> **Rows**:
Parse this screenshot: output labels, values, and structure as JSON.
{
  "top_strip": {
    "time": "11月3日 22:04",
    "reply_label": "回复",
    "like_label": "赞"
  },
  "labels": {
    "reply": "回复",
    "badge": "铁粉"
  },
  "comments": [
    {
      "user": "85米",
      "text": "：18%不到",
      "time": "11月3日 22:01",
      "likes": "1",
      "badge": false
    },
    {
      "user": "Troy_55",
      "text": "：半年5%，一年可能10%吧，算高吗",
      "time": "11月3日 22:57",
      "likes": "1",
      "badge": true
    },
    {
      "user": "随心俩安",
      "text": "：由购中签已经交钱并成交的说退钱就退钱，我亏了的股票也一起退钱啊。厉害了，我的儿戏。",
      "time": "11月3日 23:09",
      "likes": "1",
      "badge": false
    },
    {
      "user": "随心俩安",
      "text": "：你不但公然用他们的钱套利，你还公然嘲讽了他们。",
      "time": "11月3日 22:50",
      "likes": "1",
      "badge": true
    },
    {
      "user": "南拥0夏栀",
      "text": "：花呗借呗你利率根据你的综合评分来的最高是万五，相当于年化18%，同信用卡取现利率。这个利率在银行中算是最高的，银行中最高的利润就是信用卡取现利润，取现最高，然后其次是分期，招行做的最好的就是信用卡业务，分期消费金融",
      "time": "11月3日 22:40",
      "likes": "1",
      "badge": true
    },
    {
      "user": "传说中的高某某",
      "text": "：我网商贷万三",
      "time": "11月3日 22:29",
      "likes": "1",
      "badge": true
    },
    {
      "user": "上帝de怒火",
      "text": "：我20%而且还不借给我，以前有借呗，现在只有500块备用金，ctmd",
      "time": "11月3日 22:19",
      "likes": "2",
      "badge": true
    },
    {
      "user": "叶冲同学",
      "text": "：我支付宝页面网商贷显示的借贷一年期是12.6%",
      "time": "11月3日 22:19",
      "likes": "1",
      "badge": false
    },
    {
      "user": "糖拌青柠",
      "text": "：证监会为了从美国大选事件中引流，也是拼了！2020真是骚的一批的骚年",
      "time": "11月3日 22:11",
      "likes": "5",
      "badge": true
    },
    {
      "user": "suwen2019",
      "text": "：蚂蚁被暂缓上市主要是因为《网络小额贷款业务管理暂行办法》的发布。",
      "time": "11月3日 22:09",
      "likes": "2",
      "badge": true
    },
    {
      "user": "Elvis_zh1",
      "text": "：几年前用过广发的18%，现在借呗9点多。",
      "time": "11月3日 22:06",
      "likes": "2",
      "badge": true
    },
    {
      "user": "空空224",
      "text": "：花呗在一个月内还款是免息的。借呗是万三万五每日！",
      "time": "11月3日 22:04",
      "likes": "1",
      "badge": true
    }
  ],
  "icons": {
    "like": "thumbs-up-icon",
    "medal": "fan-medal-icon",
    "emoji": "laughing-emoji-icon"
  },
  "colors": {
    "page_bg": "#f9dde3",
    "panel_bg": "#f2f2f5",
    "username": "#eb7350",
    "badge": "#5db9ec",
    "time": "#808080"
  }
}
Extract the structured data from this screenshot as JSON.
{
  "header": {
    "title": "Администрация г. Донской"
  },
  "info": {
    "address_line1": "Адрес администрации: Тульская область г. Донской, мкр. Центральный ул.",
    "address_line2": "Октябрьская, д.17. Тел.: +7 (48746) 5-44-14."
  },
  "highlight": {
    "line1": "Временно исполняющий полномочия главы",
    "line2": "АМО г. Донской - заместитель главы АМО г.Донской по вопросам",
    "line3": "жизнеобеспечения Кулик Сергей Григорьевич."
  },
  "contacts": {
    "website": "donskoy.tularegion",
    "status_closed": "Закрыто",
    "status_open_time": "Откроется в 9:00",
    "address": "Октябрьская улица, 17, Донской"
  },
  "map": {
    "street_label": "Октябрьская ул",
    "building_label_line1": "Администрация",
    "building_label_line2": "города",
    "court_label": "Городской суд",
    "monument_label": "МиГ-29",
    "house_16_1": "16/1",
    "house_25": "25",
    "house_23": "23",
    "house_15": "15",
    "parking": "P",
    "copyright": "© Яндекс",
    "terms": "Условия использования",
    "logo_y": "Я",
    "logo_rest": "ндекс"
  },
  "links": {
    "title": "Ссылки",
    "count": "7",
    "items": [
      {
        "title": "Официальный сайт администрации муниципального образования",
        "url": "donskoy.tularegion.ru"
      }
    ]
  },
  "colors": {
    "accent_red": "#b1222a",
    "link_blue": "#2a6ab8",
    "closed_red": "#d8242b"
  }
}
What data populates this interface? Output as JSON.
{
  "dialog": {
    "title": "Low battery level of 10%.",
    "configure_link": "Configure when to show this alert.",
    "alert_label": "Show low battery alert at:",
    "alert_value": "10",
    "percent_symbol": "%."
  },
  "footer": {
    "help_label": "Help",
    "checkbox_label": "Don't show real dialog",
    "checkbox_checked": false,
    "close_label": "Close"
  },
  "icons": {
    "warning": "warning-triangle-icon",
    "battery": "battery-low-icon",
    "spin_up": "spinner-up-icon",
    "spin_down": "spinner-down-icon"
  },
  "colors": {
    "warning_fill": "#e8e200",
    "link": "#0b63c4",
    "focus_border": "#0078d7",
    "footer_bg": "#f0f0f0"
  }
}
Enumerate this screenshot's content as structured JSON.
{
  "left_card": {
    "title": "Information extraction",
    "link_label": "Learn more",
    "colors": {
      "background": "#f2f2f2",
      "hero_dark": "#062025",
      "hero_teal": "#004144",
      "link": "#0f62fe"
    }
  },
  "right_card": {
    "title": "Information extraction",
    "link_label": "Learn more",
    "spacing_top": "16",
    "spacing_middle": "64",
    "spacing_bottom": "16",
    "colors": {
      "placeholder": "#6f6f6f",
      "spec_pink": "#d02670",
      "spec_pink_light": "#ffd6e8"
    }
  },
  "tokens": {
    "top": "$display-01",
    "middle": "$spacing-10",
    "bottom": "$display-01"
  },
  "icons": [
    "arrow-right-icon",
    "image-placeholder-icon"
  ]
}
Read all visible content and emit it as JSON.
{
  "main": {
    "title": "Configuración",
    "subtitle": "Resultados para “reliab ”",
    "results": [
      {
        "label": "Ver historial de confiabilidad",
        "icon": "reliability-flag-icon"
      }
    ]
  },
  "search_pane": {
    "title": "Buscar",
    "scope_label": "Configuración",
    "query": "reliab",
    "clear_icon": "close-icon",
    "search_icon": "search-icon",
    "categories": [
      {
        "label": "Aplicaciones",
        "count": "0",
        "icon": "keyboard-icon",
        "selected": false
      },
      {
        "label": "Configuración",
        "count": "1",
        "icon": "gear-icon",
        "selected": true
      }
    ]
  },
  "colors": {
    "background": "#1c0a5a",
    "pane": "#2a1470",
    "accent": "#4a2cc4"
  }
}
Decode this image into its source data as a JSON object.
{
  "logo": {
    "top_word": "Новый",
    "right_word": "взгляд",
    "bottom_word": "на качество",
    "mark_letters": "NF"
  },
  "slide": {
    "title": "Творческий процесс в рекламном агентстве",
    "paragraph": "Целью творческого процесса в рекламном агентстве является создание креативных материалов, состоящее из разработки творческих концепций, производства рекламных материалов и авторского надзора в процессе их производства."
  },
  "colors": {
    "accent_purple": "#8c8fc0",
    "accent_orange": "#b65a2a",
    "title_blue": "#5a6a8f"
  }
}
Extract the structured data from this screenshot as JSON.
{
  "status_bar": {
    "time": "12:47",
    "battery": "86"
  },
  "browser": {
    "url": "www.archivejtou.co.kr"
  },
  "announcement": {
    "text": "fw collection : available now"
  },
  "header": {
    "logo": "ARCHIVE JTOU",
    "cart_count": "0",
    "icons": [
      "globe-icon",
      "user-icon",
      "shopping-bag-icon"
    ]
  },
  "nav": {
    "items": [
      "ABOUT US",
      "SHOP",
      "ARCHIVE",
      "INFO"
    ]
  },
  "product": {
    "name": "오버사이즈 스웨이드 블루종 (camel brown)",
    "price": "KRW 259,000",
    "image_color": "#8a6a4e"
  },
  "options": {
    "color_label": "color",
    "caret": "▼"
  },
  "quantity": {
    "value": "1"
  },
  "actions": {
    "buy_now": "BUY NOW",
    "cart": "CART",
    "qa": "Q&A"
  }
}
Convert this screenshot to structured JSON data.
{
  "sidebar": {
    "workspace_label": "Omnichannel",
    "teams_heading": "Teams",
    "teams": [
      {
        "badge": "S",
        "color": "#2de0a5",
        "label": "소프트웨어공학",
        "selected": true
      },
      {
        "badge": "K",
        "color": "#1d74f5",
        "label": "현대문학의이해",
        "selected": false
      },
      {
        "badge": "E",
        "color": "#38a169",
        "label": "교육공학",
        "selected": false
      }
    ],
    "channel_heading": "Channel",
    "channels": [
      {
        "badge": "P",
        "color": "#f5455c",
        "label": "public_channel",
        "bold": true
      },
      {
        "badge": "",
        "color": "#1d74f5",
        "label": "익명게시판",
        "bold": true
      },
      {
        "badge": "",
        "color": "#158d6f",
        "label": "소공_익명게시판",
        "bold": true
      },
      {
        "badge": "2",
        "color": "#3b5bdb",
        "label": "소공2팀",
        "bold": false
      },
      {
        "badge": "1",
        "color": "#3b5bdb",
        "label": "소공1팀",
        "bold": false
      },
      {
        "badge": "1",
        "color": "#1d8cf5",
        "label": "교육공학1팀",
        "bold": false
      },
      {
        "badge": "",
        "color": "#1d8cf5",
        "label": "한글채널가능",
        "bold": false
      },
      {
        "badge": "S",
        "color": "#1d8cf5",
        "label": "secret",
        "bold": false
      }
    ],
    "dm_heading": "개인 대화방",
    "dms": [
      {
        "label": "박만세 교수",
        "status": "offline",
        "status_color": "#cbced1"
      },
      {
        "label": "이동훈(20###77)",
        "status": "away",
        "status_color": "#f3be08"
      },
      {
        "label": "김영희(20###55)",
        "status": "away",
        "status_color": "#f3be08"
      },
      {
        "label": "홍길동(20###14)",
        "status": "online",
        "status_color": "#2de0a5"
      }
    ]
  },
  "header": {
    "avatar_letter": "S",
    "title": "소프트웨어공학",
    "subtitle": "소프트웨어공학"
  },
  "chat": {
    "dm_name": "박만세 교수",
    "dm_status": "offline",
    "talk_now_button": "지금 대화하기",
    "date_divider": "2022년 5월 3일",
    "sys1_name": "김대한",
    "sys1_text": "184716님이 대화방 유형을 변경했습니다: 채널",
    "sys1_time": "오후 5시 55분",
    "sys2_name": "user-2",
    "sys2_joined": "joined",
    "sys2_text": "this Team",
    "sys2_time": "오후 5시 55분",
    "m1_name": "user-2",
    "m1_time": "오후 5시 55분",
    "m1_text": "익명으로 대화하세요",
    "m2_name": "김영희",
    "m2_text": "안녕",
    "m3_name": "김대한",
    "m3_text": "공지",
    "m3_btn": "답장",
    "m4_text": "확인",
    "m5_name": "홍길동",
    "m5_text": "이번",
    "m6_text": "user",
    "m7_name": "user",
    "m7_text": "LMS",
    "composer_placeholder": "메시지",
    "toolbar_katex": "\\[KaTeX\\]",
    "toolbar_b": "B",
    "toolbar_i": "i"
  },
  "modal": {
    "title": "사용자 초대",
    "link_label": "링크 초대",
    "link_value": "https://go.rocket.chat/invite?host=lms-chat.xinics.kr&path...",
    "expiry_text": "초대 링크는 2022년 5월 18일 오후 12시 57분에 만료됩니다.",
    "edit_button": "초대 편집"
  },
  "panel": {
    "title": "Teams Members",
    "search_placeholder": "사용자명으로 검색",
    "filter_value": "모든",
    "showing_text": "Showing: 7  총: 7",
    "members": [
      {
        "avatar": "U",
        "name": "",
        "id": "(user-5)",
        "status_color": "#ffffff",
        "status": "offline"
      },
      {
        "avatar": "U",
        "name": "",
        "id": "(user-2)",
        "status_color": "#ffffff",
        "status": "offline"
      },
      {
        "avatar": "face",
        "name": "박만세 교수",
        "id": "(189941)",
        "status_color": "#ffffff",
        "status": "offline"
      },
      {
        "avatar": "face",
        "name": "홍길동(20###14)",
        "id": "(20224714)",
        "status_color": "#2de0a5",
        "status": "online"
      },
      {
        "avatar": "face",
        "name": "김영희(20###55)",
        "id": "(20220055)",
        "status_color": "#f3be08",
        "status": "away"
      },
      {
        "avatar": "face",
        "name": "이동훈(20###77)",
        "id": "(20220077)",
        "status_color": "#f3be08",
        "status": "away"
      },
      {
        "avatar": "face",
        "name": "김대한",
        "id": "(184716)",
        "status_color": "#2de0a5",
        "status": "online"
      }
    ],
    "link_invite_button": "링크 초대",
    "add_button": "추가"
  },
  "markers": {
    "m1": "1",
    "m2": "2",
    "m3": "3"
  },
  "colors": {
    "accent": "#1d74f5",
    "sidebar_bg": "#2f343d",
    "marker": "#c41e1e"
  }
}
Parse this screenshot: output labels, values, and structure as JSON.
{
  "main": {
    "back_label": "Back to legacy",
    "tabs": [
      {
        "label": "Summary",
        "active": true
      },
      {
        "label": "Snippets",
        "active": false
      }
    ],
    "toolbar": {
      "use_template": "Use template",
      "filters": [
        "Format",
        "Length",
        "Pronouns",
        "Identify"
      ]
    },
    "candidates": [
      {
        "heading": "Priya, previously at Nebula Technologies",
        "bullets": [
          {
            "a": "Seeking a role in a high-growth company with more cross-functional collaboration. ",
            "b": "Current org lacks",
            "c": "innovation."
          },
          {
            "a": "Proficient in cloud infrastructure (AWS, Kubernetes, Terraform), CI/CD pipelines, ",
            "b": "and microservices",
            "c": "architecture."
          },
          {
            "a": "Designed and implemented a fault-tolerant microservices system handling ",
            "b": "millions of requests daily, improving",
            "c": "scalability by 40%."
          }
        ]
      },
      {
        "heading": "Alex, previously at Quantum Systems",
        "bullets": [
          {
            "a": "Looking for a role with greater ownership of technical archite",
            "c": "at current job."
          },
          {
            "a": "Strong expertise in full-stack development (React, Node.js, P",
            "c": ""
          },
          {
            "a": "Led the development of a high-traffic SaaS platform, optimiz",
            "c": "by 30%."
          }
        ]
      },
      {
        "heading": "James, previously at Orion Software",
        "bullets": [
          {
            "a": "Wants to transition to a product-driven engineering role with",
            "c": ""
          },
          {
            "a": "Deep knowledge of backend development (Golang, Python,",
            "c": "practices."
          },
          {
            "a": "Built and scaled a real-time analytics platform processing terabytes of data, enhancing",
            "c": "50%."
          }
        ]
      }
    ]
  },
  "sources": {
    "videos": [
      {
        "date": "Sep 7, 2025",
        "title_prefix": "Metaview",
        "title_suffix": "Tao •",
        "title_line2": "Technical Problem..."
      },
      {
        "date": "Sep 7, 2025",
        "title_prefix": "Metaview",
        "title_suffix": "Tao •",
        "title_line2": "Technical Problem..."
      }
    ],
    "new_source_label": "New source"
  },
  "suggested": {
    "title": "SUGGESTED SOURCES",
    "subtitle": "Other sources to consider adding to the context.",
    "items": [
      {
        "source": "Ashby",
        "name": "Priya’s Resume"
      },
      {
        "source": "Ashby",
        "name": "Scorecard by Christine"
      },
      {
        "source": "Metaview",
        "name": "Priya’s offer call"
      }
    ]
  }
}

> **Given problem**: Using the entries above, tally how many lines have the word "рекламном" in them; write the number and nothing more.

> **Task output**: 2